**Given instruction:**
Your task is to print all of the material verbatim.
————————
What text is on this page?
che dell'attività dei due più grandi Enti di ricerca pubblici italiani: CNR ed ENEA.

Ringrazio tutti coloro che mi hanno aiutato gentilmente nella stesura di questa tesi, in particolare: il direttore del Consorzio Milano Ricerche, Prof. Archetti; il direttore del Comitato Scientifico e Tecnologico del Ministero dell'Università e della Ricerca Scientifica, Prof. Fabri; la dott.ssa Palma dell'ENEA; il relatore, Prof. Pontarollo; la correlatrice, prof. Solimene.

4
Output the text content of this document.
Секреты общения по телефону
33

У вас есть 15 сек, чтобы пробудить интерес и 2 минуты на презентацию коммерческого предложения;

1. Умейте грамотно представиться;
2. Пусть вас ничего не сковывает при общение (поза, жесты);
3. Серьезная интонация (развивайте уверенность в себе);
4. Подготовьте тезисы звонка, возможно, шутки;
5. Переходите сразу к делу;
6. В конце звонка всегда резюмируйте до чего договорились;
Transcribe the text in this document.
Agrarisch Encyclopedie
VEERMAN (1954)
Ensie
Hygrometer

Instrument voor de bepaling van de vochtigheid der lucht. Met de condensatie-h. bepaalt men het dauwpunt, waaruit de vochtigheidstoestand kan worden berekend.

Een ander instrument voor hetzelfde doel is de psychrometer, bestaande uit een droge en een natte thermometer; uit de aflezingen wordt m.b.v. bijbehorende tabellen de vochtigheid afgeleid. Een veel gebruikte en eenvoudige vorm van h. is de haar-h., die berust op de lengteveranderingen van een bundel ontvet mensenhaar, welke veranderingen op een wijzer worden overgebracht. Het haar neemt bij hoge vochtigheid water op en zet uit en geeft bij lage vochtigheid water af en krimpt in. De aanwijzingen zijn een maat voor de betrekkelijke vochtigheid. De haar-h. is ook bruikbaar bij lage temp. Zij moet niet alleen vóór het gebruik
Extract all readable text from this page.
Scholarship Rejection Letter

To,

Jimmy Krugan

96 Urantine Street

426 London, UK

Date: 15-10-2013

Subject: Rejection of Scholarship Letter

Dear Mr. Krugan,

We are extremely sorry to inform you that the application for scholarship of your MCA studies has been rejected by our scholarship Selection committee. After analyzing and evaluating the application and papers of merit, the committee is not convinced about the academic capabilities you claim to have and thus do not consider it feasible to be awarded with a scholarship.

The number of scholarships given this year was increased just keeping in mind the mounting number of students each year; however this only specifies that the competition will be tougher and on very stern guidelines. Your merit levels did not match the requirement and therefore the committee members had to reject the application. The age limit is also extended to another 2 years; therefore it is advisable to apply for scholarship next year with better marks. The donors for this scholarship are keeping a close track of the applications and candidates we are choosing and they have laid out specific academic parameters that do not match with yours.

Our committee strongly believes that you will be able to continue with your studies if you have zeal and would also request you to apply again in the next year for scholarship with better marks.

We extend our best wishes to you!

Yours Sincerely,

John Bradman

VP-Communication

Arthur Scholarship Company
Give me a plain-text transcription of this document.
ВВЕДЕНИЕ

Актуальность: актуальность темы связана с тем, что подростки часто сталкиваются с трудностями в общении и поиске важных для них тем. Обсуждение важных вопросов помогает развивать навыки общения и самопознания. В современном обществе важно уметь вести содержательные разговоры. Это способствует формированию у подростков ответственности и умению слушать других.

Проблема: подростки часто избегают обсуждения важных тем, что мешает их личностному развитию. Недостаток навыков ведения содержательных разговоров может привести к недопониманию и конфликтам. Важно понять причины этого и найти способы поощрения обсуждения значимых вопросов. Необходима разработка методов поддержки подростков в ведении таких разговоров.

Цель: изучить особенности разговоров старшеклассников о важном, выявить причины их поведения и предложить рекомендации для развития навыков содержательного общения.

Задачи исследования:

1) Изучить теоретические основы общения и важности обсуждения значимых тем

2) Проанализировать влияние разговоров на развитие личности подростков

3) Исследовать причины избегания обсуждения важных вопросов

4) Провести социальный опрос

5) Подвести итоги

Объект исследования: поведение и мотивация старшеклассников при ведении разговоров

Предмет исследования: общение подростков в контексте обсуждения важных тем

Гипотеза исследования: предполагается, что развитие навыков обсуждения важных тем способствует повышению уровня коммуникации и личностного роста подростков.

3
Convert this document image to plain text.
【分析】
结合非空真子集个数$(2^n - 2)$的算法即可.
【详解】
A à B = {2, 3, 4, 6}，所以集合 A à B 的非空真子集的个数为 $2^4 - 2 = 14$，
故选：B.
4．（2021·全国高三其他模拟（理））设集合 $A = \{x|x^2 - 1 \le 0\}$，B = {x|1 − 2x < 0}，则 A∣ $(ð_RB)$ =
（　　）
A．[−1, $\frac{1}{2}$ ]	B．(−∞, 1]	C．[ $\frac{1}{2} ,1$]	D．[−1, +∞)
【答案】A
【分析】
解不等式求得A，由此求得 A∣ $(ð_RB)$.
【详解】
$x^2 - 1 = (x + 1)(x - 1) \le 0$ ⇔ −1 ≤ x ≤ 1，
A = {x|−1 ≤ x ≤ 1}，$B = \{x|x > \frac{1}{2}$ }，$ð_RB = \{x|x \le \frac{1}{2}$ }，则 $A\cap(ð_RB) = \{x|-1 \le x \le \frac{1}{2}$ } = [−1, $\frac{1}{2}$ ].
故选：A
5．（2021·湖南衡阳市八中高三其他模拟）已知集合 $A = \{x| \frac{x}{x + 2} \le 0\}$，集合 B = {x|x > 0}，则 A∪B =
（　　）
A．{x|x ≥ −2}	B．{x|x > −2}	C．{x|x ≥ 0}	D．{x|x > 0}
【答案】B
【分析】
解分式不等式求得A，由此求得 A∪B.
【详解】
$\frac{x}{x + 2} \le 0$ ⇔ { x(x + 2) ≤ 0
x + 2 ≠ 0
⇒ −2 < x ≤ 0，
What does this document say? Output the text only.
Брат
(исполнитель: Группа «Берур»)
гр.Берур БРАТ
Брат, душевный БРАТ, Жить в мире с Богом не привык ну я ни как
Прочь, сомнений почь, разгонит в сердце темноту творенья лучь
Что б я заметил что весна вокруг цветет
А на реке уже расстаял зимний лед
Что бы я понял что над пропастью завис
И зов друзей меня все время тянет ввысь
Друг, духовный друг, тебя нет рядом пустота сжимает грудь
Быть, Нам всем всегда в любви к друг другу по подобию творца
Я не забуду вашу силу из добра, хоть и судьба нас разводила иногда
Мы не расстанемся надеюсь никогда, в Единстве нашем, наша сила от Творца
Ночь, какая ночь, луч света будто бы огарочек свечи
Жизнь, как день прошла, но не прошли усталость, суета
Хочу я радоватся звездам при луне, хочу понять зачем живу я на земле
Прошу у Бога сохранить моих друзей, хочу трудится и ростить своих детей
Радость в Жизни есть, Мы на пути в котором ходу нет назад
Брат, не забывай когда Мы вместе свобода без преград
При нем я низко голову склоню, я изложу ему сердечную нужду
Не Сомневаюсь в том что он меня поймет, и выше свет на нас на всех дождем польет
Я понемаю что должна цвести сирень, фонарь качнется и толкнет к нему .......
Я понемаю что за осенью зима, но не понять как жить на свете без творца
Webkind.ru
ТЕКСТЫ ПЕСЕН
————————
**Full answer:**
What text is on this page?
che dell'attività dei due più grandi Enti di ricerca pubblici italiani: CNR ed ENEA.

Ringrazio tutti coloro che mi hanno aiutato gentilmente nella stesura di questa tesi, in particolare: il direttore del Consorzio Milano Ricerche, Prof. Archetti; il direttore del Comitato Scientifico e Tecnologico del Ministero dell'Università e della Ricerca Scientifica, Prof. Fabri; la dott.ssa Palma dell'ENEA; il relatore, Prof. Pontarollo; la correlatrice, prof. Solimene.

4
Output the text content of this document.
Секреты общения по телефону
33

У вас есть 15 сек, чтобы пробудить интерес и 2 минуты на презентацию коммерческого предложения;

1. Умейте грамотно представиться;
2. Пусть вас ничего не сковывает при общение (поза, жесты);
3. Серьезная интонация (развивайте уверенность в себе);
4. Подготовьте тезисы звонка, возможно, шутки;
5. Переходите сразу к делу;
6. В конце звонка всегда резюмируйте до чего договорились;
Transcribe the text in this document.
Agrarisch Encyclopedie
VEERMAN (1954)
Ensie
Hygrometer

Instrument voor de bepaling van de vochtigheid der lucht. Met de condensatie-h. bepaalt men het dauwpunt, waaruit de vochtigheidstoestand kan worden berekend.

Een ander instrument voor hetzelfde doel is de psychrometer, bestaande uit een droge en een natte thermometer; uit de aflezingen wordt m.b.v. bijbehorende tabellen de vochtigheid afgeleid. Een veel gebruikte en eenvoudige vorm van h. is de haar-h., die berust op de lengteveranderingen van een bundel ontvet mensenhaar, welke veranderingen op een wijzer worden overgebracht. Het haar neemt bij hoge vochtigheid water op en zet uit en geeft bij lage vochtigheid water af en krimpt in. De aanwijzingen zijn een maat voor de betrekkelijke vochtigheid. De haar-h. is ook bruikbaar bij lage temp. Zij moet niet alleen vóór het gebruik
Extract all readable text from this page.
Scholarship Rejection Letter

To,

Jimmy Krugan

96 Urantine Street

426 London, UK

Date: 15-10-2013

Subject: Rejection of Scholarship Letter

Dear Mr. Krugan,

We are extremely sorry to inform you that the application for scholarship of your MCA studies has been rejected by our scholarship Selection committee. After analyzing and evaluating the application and papers of merit, the committee is not convinced about the academic capabilities you claim to have and thus do not consider it feasible to be awarded with a scholarship.

The number of scholarships given this year was increased just keeping in mind the mounting number of students each year; however this only specifies that the competition will be tougher and on very stern guidelines. Your merit levels did not match the requirement and therefore the committee members had to reject the application. The age limit is also extended to another 2 years; therefore it is advisable to apply for scholarship next year with better marks. The donors for this scholarship are keeping a close track of the applications and candidates we are choosing and they have laid out specific academic parameters that do not match with yours.

Our committee strongly believes that you will be able to continue with your studies if you have zeal and would also request you to apply again in the next year for scholarship with better marks.

We extend our best wishes to you!

Yours Sincerely,

John Bradman

VP-Communication

Arthur Scholarship Company
Give me a plain-text transcription of this document.
ВВЕДЕНИЕ

Актуальность: актуальность темы связана с тем, что подростки часто сталкиваются с трудностями в общении и поиске важных для них тем. Обсуждение важных вопросов помогает развивать навыки общения и самопознания. В современном обществе важно уметь вести содержательные разговоры. Это способствует формированию у подростков ответственности и умению слушать других.

Проблема: подростки часто избегают обсуждения важных тем, что мешает их личностному развитию. Недостаток навыков ведения содержательных разговоров может привести к недопониманию и конфликтам. Важно понять причины этого и найти способы поощрения обсуждения значимых вопросов. Необходима разработка методов поддержки подростков в ведении таких разговоров.

Цель: изучить особенности разговоров старшеклассников о важном, выявить причины их поведения и предложить рекомендации для развития навыков содержательного общения.

Задачи исследования:

1) Изучить теоретические основы общения и важности обсуждения значимых тем

2) Проанализировать влияние разговоров на развитие личности подростков

3) Исследовать причины избегания обсуждения важных вопросов

4) Провести социальный опрос

5) Подвести итоги

Объект исследования: поведение и мотивация старшеклассников при ведении разговоров

Предмет исследования: общение подростков в контексте обсуждения важных тем

Гипотеза исследования: предполагается, что развитие навыков обсуждения важных тем способствует повышению уровня коммуникации и личностного роста подростков.

3
Convert this document image to plain text.
【分析】
结合非空真子集个数$(2^n - 2)$的算法即可.
【详解】
A à B = {2, 3, 4, 6}，所以集合 A à B 的非空真子集的个数为 $2^4 - 2 = 14$，
故选：B.
4．（2021·全国高三其他模拟（理））设集合 $A = \{x|x^2 - 1 \le 0\}$，B = {x|1 − 2x < 0}，则 A∣ $(ð_RB)$ =
（　　）
A．[−1, $\frac{1}{2}$ ]	B．(−∞, 1]	C．[ $\frac{1}{2} ,1$]	D．[−1, +∞)
【答案】A
【分析】
解不等式求得A，由此求得 A∣ $(ð_RB)$.
【详解】
$x^2 - 1 = (x + 1)(x - 1) \le 0$ ⇔ −1 ≤ x ≤ 1，
A = {x|−1 ≤ x ≤ 1}，$B = \{x|x > \frac{1}{2}$ }，$ð_RB = \{x|x \le \frac{1}{2}$ }，则 $A\cap(ð_RB) = \{x|-1 \le x \le \frac{1}{2}$ } = [−1, $\frac{1}{2}$ ].
故选：A
5．（2021·湖南衡阳市八中高三其他模拟）已知集合 $A = \{x| \frac{x}{x + 2} \le 0\}$，集合 B = {x|x > 0}，则 A∪B =
（　　）
A．{x|x ≥ −2}	B．{x|x > −2}	C．{x|x ≥ 0}	D．{x|x > 0}
【答案】B
【分析】
解分式不等式求得A，由此求得 A∪B.
【详解】
$\frac{x}{x + 2} \le 0$ ⇔ { x(x + 2) ≤ 0
x + 2 ≠ 0
⇒ −2 < x ≤ 0，
What does this document say? Output the text only.
Брат
(исполнитель: Группа «Берур»)
гр.Берур БРАТ
Брат, душевный БРАТ, Жить в мире с Богом не привык ну я ни как
Прочь, сомнений почь, разгонит в сердце темноту творенья лучь
Что б я заметил что весна вокруг цветет
А на реке уже расстаял зимний лед
Что бы я понял что над пропастью завис
И зов друзей меня все время тянет ввысь
Друг, духовный друг, тебя нет рядом пустота сжимает грудь
Быть, Нам всем всегда в любви к друг другу по подобию творца
Я не забуду вашу силу из добра, хоть и судьба нас разводила иногда
Мы не расстанемся надеюсь никогда, в Единстве нашем, наша сила от Творца
Ночь, какая ночь, луч света будто бы огарочек свечи
Жизнь, как день прошла, но не прошли усталость, суета
Хочу я радоватся звездам при луне, хочу понять зачем живу я на земле
Прошу у Бога сохранить моих друзей, хочу трудится и ростить своих детей
Радость в Жизни есть, Мы на пути в котором ходу нет назад
Брат, не забывай когда Мы вместе свобода без преград
При нем я низко голову склоню, я изложу ему сердечную нужду
Не Сомневаюсь в том что он меня поймет, и выше свет на нас на всех дождем польет
Я понемаю что должна цвести сирень, фонарь качнется и толкнет к нему .......
Я понемаю что за осенью зима, но не понять как жить на свете без творца
Webkind.ru
ТЕКСТЫ ПЕСЕН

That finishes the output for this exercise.